(Stored records)
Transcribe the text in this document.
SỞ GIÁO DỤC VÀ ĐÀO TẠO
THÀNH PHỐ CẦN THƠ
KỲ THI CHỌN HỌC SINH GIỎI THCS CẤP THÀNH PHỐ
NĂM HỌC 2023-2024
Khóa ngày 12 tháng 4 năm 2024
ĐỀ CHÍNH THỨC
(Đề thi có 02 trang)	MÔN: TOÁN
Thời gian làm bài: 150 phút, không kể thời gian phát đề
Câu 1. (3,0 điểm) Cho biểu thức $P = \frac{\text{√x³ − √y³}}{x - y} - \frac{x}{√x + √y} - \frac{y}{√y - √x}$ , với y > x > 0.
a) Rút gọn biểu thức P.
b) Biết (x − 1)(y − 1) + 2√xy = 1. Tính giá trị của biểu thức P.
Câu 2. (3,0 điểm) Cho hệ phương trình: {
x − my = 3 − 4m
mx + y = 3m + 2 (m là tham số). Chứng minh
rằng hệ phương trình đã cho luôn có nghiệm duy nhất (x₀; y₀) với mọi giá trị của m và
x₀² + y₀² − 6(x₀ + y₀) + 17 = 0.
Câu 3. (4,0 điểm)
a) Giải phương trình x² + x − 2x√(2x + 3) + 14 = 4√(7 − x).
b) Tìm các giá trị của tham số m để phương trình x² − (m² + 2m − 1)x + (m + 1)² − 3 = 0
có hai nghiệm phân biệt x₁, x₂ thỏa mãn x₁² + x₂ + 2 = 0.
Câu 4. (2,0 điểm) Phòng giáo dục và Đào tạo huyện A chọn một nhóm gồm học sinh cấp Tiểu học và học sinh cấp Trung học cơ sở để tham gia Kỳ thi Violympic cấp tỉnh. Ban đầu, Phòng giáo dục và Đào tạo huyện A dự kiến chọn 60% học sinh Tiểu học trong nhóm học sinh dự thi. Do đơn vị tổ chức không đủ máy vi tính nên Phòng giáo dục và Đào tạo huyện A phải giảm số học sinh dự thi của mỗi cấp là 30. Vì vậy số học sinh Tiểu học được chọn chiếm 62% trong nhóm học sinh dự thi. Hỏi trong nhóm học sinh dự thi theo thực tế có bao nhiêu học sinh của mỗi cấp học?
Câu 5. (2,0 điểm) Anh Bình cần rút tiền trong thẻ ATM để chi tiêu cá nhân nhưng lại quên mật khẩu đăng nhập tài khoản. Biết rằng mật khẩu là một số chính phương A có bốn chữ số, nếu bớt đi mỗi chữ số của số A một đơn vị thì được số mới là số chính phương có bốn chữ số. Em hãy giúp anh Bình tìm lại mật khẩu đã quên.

--- Written exercise ---
Print every entry exactly as written.

--- Right answer ---
Transcribe the text in this document.
SỞ GIÁO DỤC VÀ ĐÀO TẠO
THÀNH PHỐ CẦN THƠ
KỲ THI CHỌN HỌC SINH GIỎI THCS CẤP THÀNH PHỐ
NĂM HỌC 2023-2024
Khóa ngày 12 tháng 4 năm 2024
ĐỀ CHÍNH THỨC
(Đề thi có 02 trang)	MÔN: TOÁN
Thời gian làm bài: 150 phút, không kể thời gian phát đề
Câu 1. (3,0 điểm) Cho biểu thức $P = \frac{\text{√x³ − √y³}}{x - y} - \frac{x}{√x + √y} - \frac{y}{√y - √x}$ , với y > x > 0.
a) Rút gọn biểu thức P.
b) Biết (x − 1)(y − 1) + 2√xy = 1. Tính giá trị của biểu thức P.
Câu 2. (3,0 điểm) Cho hệ phương trình: {
x − my = 3 − 4m
mx + y = 3m + 2 (m là tham số). Chứng minh
rằng hệ phương trình đã cho luôn có nghiệm duy nhất (x₀; y₀) với mọi giá trị của m và
x₀² + y₀² − 6(x₀ + y₀) + 17 = 0.
Câu 3. (4,0 điểm)
a) Giải phương trình x² + x − 2x√(2x + 3) + 14 = 4√(7 − x).
b) Tìm các giá trị của tham số m để phương trình x² − (m² + 2m − 1)x + (m + 1)² − 3 = 0
có hai nghiệm phân biệt x₁, x₂ thỏa mãn x₁² + x₂ + 2 = 0.
Câu 4. (2,0 điểm) Phòng giáo dục và Đào tạo huyện A chọn một nhóm gồm học sinh cấp Tiểu học và học sinh cấp Trung học cơ sở để tham gia Kỳ thi Violympic cấp tỉnh. Ban đầu, Phòng giáo dục và Đào tạo huyện A dự kiến chọn 60% học sinh Tiểu học trong nhóm học sinh dự thi. Do đơn vị tổ chức không đủ máy vi tính nên Phòng giáo dục và Đào tạo huyện A phải giảm số học sinh dự thi của mỗi cấp là 30. Vì vậy số học sinh Tiểu học được chọn chiếm 62% trong nhóm học sinh dự thi. Hỏi trong nhóm học sinh dự thi theo thực tế có bao nhiêu học sinh của mỗi cấp học?
Câu 5. (2,0 điểm) Anh Bình cần rút tiền trong thẻ ATM để chi tiêu cá nhân nhưng lại quên mật khẩu đăng nhập tài khoản. Biết rằng mật khẩu là một số chính phương A có bốn chữ số, nếu bớt đi mỗi chữ số của số A một đơn vị thì được số mới là số chính phương có bốn chữ số. Em hãy giúp anh Bình tìm lại mật khẩu đã quên.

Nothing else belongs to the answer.